- _WHAT YOU SHOULD DO_
Count the lines below that contain the word "used", and reply with that number alone.

═════ INPUT MATERIAL ═════

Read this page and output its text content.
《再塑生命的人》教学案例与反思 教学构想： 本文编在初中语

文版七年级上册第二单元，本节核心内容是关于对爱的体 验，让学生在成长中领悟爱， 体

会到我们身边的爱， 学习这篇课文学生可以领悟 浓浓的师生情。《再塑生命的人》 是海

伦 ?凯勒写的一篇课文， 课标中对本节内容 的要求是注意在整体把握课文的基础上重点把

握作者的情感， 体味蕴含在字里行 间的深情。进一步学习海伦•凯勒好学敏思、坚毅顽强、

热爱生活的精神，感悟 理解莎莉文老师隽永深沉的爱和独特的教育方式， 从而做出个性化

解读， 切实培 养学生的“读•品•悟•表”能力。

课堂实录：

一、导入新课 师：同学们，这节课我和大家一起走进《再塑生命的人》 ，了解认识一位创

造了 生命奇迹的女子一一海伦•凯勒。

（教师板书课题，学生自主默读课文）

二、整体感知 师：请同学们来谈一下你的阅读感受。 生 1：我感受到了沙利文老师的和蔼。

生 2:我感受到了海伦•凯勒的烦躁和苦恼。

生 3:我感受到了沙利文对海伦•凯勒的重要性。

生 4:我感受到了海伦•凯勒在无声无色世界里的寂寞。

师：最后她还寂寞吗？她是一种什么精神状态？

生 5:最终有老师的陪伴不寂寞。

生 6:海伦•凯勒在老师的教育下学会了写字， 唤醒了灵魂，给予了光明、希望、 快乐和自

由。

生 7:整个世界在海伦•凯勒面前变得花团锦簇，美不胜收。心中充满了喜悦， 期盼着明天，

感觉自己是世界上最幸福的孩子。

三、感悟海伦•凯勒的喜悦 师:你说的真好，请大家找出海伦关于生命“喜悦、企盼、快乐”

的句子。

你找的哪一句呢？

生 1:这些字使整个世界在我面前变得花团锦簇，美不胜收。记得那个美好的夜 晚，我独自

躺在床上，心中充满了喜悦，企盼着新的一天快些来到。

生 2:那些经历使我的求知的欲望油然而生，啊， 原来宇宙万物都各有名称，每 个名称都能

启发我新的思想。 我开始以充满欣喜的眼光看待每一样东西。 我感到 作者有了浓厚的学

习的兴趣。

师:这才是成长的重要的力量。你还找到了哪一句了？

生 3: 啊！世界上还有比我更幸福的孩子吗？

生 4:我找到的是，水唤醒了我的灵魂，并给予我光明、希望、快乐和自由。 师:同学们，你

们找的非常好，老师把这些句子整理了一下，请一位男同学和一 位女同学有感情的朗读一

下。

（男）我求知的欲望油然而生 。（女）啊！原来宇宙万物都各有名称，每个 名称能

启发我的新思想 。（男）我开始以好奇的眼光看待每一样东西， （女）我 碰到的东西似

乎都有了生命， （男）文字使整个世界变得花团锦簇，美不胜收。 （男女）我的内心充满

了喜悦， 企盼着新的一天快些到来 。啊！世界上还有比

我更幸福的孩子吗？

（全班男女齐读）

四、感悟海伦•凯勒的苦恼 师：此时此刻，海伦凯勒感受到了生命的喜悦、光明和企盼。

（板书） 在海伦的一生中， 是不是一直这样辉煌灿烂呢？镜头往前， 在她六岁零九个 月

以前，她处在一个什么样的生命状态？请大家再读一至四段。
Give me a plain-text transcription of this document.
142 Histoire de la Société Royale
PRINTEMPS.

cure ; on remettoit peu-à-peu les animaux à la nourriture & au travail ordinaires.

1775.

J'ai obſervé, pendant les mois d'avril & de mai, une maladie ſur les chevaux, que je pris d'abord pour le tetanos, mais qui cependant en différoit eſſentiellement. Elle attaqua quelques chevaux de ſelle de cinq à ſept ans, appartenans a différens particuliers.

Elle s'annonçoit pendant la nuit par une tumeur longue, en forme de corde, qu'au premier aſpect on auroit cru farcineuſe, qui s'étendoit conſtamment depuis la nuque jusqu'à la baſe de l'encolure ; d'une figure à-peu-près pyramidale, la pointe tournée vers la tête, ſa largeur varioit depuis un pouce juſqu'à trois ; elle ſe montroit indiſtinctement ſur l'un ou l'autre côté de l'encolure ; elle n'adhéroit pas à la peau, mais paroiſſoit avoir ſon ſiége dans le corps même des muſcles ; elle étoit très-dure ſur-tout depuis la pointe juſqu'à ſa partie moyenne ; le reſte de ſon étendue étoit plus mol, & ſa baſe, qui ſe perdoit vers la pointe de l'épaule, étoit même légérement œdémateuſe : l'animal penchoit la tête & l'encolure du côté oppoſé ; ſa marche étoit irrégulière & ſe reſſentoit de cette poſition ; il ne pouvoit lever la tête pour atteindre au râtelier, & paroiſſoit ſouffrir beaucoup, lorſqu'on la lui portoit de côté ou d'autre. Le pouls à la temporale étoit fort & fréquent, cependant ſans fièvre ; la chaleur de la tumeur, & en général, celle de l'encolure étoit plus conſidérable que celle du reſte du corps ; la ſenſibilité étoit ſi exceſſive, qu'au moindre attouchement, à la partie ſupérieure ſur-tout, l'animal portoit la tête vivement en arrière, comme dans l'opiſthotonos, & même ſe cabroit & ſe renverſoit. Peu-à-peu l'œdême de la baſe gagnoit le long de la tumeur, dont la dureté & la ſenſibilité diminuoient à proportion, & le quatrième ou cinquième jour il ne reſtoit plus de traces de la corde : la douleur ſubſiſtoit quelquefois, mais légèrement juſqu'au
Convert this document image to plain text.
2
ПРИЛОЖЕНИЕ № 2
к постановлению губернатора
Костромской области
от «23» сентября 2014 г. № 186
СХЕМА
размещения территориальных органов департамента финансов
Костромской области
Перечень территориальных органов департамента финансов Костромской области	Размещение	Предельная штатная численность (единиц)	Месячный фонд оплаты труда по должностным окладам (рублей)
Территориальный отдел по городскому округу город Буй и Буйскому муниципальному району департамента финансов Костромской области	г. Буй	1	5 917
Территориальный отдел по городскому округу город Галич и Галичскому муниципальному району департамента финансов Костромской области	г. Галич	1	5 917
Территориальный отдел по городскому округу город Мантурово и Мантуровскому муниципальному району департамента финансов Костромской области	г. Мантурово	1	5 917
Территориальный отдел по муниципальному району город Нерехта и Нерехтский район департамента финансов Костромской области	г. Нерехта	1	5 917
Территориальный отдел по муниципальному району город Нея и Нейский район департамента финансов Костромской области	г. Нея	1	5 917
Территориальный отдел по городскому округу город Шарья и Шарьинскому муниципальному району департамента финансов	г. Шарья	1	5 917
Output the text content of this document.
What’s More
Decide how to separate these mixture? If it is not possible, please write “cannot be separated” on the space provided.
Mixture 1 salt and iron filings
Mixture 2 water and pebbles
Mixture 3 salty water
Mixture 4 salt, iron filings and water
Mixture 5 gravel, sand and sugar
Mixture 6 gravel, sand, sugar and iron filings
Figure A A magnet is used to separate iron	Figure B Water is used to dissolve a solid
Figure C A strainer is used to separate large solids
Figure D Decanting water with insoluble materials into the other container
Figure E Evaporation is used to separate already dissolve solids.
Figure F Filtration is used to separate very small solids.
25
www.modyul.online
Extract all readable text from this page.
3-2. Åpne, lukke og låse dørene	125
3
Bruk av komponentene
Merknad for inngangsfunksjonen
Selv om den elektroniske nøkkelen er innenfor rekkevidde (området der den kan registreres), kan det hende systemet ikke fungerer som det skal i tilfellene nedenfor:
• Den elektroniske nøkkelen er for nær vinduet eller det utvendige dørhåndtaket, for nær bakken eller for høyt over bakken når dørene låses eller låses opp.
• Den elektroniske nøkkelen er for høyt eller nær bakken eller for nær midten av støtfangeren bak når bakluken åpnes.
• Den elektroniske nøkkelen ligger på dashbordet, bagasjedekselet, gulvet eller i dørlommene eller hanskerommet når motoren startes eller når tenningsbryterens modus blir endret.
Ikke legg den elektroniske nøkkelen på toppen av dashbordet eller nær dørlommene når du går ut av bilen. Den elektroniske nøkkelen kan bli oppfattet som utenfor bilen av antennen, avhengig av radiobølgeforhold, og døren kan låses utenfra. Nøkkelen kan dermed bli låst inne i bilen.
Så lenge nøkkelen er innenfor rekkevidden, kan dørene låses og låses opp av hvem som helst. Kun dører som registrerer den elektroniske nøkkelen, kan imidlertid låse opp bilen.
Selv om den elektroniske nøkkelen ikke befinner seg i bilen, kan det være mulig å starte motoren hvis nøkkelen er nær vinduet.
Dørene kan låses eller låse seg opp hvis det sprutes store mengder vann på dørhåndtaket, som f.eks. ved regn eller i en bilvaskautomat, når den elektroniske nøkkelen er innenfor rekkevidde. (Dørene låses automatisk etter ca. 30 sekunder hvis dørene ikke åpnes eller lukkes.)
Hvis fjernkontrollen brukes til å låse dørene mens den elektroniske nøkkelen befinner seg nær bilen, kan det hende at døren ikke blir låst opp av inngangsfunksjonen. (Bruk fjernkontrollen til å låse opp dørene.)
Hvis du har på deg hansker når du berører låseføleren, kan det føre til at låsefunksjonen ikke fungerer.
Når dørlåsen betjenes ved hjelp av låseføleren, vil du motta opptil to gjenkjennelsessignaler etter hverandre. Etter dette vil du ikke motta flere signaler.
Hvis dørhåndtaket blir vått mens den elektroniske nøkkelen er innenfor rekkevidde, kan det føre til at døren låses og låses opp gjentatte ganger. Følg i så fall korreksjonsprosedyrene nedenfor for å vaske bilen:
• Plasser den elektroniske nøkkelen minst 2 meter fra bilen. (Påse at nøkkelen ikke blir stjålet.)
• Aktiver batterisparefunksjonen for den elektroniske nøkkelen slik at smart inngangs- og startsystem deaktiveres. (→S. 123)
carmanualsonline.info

═════

- _ANSWER IN FULL_
4